> _Set exercise_
Gather every line holding the string "Manage".

Data entries:
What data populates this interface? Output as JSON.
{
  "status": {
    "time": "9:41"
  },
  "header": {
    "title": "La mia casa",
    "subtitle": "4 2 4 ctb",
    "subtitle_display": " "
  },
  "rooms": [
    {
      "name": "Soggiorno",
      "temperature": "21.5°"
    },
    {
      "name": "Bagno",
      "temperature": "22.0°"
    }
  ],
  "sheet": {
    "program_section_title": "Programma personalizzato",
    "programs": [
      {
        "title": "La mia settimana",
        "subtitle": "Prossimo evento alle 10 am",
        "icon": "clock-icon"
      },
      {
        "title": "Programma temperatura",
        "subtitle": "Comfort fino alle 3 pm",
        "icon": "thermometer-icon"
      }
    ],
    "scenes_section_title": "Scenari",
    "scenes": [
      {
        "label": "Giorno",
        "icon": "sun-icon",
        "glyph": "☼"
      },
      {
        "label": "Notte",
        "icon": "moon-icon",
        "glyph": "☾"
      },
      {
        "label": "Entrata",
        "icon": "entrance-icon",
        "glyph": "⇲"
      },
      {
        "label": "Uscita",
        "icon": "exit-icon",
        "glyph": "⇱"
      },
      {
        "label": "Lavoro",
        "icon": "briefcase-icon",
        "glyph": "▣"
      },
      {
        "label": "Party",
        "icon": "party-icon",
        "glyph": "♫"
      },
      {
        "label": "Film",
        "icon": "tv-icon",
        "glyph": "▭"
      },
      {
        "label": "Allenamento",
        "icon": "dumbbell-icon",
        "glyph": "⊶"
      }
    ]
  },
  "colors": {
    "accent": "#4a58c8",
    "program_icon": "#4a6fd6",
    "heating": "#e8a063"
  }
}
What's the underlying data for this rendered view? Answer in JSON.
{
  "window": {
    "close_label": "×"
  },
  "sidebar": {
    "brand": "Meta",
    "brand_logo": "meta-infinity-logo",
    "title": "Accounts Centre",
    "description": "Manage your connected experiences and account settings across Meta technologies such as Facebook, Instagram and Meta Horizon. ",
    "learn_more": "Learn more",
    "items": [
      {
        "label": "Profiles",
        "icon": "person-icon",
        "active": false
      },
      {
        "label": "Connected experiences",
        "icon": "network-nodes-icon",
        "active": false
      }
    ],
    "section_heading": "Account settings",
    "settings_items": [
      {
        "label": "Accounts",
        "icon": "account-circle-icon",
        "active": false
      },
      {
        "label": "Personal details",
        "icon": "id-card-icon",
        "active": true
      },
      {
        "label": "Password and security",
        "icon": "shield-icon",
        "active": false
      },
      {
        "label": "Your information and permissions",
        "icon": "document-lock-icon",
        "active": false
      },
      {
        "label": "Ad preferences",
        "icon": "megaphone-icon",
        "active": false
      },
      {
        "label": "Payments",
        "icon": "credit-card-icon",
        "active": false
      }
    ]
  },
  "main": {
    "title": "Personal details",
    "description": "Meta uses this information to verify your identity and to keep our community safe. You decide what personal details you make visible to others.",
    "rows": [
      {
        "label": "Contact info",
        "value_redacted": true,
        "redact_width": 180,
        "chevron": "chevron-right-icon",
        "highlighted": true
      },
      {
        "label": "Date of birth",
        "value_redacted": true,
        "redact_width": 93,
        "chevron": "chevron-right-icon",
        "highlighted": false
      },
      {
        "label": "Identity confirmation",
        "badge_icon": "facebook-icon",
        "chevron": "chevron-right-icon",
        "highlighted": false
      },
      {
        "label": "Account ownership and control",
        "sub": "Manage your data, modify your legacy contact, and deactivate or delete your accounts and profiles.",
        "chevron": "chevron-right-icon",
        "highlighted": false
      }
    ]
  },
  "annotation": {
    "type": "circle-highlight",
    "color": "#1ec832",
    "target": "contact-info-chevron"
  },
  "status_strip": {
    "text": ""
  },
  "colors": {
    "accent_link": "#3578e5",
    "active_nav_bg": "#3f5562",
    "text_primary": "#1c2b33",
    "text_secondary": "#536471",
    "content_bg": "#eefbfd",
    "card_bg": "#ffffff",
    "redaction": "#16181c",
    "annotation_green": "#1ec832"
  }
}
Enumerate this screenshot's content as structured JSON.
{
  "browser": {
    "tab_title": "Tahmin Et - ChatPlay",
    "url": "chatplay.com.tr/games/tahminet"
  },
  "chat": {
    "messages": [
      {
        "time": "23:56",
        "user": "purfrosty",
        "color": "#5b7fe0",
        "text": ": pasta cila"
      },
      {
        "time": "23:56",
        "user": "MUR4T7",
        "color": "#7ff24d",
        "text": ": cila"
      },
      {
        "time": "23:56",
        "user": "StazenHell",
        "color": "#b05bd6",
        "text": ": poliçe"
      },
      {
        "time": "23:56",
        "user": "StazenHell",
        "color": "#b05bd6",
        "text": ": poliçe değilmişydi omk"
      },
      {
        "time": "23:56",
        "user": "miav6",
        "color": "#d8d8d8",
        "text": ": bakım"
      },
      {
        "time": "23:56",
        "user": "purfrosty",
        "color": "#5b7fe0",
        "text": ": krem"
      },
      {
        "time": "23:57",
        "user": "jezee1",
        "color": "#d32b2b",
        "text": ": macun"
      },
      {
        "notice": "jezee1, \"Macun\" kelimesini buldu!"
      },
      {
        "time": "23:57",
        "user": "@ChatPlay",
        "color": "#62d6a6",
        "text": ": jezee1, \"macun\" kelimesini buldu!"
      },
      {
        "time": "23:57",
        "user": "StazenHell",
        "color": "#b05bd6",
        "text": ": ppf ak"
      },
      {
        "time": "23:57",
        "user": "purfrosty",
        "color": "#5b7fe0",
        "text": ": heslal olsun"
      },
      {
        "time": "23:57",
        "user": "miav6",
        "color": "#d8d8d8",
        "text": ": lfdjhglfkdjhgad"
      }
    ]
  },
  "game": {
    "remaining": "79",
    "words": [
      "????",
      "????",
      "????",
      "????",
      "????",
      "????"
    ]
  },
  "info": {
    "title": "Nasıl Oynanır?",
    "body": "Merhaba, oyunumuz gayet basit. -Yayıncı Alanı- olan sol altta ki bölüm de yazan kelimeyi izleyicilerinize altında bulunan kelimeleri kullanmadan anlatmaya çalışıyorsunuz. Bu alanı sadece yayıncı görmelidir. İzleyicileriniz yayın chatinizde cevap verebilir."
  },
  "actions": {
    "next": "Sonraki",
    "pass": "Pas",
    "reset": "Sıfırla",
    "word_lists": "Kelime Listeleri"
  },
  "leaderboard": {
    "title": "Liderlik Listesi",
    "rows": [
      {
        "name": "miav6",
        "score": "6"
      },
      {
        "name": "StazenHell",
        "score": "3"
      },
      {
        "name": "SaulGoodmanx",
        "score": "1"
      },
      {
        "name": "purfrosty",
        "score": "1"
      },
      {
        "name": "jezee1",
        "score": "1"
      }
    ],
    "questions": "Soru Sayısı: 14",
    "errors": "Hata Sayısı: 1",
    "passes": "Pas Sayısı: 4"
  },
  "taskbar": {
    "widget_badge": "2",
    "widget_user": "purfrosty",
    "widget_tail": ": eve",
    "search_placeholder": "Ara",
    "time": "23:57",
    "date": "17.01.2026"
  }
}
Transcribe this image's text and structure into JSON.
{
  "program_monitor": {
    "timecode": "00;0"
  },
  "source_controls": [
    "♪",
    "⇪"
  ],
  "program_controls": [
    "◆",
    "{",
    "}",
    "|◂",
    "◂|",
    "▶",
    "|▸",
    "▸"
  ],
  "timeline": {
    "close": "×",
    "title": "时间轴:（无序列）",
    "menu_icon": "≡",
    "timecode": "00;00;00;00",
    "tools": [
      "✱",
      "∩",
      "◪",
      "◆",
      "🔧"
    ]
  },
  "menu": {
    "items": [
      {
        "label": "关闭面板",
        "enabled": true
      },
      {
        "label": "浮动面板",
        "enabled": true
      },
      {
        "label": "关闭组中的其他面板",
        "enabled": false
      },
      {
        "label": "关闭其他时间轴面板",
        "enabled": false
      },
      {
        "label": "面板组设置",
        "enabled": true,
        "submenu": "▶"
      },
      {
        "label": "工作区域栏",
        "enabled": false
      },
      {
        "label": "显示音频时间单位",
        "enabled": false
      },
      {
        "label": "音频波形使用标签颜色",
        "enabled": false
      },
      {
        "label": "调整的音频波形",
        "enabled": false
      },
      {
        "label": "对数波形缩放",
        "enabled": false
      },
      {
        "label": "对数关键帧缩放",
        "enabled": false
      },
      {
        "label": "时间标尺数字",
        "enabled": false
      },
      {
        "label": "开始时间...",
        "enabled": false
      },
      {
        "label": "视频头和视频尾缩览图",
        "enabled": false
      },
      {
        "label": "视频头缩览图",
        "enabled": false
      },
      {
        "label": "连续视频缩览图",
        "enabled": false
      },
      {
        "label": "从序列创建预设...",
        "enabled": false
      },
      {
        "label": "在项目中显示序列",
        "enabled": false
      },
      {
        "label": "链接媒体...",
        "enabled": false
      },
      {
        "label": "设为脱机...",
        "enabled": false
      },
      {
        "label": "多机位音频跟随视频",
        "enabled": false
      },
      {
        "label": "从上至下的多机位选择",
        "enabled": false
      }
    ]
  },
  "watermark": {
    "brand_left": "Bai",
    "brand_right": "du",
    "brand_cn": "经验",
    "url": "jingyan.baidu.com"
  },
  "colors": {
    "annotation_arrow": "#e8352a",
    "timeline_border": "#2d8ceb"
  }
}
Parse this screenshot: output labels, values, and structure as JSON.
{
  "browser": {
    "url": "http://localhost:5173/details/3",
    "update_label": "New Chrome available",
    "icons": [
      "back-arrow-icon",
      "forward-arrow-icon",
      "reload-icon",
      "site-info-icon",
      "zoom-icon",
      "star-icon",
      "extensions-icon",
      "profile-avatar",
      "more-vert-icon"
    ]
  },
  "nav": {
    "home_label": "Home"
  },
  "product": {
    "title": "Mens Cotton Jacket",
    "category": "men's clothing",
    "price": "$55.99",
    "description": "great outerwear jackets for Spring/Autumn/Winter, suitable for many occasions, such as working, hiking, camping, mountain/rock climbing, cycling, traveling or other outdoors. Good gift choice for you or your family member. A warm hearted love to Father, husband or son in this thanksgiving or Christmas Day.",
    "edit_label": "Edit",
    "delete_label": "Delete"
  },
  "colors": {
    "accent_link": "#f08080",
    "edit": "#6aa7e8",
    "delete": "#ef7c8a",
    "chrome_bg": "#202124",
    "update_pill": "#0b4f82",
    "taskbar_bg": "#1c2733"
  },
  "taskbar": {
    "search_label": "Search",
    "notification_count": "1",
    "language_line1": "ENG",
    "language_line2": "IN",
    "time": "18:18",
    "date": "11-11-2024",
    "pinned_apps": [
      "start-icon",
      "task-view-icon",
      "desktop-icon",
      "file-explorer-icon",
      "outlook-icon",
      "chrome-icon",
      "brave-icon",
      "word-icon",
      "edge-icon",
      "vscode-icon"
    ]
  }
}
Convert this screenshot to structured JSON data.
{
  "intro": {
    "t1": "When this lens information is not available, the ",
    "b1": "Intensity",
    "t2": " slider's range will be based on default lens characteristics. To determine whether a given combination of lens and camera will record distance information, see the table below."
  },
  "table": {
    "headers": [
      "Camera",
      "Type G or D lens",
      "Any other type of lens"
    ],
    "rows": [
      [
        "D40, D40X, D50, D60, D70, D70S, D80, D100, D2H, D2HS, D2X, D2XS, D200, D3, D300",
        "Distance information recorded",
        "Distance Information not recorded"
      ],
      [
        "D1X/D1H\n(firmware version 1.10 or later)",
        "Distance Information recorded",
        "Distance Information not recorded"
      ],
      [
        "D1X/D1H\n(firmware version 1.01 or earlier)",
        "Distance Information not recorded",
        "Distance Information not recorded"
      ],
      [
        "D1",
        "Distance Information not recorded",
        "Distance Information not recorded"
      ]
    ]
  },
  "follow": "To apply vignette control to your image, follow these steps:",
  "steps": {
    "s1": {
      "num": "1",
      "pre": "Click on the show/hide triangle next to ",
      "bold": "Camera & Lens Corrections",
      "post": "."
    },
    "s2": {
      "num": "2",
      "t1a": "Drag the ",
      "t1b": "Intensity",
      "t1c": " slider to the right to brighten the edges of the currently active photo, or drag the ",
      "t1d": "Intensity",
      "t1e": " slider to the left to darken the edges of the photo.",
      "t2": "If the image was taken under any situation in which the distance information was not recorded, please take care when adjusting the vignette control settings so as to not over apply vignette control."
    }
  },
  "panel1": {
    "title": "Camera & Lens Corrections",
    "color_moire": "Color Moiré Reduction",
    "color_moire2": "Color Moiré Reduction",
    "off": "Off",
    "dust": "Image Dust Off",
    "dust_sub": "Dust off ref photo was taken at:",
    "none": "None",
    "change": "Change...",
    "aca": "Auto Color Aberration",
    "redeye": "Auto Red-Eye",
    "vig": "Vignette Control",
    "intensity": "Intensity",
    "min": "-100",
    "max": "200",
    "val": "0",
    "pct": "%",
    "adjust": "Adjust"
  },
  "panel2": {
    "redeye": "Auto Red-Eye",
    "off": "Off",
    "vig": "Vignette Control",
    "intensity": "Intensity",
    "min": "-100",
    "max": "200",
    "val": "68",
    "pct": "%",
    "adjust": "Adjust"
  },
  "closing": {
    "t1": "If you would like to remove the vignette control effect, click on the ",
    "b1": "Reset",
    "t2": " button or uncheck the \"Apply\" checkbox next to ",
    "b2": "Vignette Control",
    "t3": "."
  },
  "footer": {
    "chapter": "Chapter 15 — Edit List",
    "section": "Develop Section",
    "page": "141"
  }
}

> _Result of this task_
    "description": "Manage your connected experiences and account settings across Meta technologies such as Facebook, Instagram and Meta Horizon. ",
        "sub": "Manage your data, modify your legacy contact, and deactivate or delete your accounts and profiles.",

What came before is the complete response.